#### [The task]
Retype the material in full, keeping every word the same.

[Saved entries]
= = = =
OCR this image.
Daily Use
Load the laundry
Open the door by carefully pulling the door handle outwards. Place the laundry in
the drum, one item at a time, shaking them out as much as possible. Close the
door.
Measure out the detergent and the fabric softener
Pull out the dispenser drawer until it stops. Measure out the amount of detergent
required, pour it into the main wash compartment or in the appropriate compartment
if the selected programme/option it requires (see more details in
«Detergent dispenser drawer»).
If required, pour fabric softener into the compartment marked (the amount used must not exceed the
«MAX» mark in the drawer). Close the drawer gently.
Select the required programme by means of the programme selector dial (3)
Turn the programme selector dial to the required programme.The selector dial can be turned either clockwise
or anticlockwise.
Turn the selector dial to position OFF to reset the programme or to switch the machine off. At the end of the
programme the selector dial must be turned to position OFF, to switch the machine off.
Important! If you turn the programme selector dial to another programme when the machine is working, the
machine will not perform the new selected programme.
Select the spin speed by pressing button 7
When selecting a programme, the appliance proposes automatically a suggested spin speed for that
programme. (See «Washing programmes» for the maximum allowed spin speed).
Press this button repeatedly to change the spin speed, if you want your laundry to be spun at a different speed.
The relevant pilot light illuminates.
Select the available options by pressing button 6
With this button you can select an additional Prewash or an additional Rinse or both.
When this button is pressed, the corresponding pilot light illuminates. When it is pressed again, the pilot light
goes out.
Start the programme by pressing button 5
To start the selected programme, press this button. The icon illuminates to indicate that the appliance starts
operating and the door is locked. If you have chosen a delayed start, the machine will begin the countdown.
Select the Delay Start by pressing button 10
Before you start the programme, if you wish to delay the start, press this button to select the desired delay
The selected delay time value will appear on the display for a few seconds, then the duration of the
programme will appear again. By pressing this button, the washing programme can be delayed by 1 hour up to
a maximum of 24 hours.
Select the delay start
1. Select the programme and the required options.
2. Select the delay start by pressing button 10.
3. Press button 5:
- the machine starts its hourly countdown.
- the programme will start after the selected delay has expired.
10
= = = =
#### [Answer below]
OCR this image.
Daily Use
Load the laundry
Open the door by carefully pulling the door handle outwards. Place the laundry in
the drum, one item at a time, shaking them out as much as possible. Close the
door.
Measure out the detergent and the fabric softener
Pull out the dispenser drawer until it stops. Measure out the amount of detergent
required, pour it into the main wash compartment or in the appropriate compartment
if the selected programme/option it requires (see more details in
«Detergent dispenser drawer»).
If required, pour fabric softener into the compartment marked (the amount used must not exceed the
«MAX» mark in the drawer). Close the drawer gently.
Select the required programme by means of the programme selector dial (3)
Turn the programme selector dial to the required programme.The selector dial can be turned either clockwise
or anticlockwise.
Turn the selector dial to position OFF to reset the programme or to switch the machine off. At the end of the
programme the selector dial must be turned to position OFF, to switch the machine off.
Important! If you turn the programme selector dial to another programme when the machine is working, the
machine will not perform the new selected programme.
Select the spin speed by pressing button 7
When selecting a programme, the appliance proposes automatically a suggested spin speed for that
programme. (See «Washing programmes» for the maximum allowed spin speed).
Press this button repeatedly to change the spin speed, if you want your laundry to be spun at a different speed.
The relevant pilot light illuminates.
Select the available options by pressing button 6
With this button you can select an additional Prewash or an additional Rinse or both.
When this button is pressed, the corresponding pilot light illuminates. When it is pressed again, the pilot light
goes out.
Start the programme by pressing button 5
To start the selected programme, press this button. The icon illuminates to indicate that the appliance starts
operating and the door is locked. If you have chosen a delayed start, the machine will begin the countdown.
Select the Delay Start by pressing button 10
Before you start the programme, if you wish to delay the start, press this button to select the desired delay
The selected delay time value will appear on the display for a few seconds, then the duration of the
programme will appear again. By pressing this button, the washing programme can be delayed by 1 hour up to
a maximum of 24 hours.
Select the delay start
1. Select the programme and the required options.
2. Select the delay start by pressing button 10.
3. Press button 5:
- the machine starts its hourly countdown.
- the programme will start after the selected delay has expired.
10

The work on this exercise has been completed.